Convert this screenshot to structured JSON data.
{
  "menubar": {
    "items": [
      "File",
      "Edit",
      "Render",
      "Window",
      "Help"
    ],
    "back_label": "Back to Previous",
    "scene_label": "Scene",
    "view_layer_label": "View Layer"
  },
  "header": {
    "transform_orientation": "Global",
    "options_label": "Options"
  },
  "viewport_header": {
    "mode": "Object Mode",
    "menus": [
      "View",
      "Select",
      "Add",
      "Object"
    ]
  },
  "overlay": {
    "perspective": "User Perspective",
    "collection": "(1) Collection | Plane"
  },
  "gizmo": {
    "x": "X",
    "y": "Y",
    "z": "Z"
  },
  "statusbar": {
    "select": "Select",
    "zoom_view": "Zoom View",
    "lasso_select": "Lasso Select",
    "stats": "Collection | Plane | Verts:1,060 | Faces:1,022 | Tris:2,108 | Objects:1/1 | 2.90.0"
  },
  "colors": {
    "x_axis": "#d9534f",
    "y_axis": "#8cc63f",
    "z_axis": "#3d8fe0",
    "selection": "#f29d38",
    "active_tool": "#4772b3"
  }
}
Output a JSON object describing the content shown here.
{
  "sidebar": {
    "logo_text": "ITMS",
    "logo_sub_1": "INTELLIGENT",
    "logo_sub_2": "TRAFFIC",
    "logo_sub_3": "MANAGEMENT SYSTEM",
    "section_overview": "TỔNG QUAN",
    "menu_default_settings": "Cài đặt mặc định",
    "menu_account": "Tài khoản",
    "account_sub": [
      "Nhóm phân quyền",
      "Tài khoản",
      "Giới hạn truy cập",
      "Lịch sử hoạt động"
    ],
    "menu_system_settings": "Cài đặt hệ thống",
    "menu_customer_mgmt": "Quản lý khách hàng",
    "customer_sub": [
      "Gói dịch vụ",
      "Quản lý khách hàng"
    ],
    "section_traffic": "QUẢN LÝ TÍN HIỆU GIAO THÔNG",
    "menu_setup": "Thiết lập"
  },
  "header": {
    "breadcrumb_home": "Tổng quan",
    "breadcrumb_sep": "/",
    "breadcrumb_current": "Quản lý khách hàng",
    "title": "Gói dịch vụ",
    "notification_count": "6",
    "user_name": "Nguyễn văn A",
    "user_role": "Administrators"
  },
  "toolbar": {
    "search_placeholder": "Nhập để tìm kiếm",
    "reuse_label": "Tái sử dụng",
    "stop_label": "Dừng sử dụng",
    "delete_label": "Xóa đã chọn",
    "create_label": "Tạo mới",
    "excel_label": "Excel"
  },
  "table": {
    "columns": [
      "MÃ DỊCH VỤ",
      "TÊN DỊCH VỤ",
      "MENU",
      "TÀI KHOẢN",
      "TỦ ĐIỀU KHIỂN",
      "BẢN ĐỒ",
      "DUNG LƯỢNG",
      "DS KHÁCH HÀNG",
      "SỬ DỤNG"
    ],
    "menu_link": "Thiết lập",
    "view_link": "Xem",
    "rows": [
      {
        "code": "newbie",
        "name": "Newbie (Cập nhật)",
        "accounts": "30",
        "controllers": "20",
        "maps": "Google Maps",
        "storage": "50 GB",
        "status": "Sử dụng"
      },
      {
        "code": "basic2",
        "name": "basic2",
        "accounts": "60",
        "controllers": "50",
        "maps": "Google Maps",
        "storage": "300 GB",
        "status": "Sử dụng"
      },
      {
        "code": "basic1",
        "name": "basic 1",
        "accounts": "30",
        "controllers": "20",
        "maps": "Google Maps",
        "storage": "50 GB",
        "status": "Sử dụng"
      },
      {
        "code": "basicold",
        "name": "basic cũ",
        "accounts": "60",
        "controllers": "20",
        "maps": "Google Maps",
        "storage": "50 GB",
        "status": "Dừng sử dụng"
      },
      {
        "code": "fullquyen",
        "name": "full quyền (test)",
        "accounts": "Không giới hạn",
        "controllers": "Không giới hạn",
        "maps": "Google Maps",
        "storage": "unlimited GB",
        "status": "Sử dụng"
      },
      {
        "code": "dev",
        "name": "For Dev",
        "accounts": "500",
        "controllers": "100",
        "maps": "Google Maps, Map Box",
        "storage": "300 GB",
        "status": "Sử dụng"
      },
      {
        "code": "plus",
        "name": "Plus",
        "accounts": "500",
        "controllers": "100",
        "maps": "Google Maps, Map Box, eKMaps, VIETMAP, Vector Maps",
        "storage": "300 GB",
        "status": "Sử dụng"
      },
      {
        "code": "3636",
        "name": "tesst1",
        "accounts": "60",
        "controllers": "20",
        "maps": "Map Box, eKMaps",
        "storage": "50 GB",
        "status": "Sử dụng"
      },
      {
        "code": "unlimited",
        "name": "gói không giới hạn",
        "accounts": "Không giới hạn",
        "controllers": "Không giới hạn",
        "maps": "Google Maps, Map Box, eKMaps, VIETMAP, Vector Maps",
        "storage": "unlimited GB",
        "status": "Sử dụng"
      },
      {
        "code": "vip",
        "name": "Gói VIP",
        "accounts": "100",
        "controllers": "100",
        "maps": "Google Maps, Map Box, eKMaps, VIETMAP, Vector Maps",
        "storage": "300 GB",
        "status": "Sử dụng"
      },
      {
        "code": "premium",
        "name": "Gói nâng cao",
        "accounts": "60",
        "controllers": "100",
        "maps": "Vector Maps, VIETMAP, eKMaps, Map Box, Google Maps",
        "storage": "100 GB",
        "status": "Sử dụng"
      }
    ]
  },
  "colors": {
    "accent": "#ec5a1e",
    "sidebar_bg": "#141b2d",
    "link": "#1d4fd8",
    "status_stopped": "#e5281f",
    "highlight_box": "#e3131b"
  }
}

-------

_TASK_
Using the listing above, return all lines where the word "code" occurs.

_EXERCISE RESPONSE_
        "code": "newbie",
        "code": "basic2",
        "code": "basic1",
        "code": "basicold",
        "code": "fullquyen",
        "code": "dev",
        "code": "plus",
        "code": "3636",
        "code": "unlimited",
        "code": "vip",
        "code": "premium",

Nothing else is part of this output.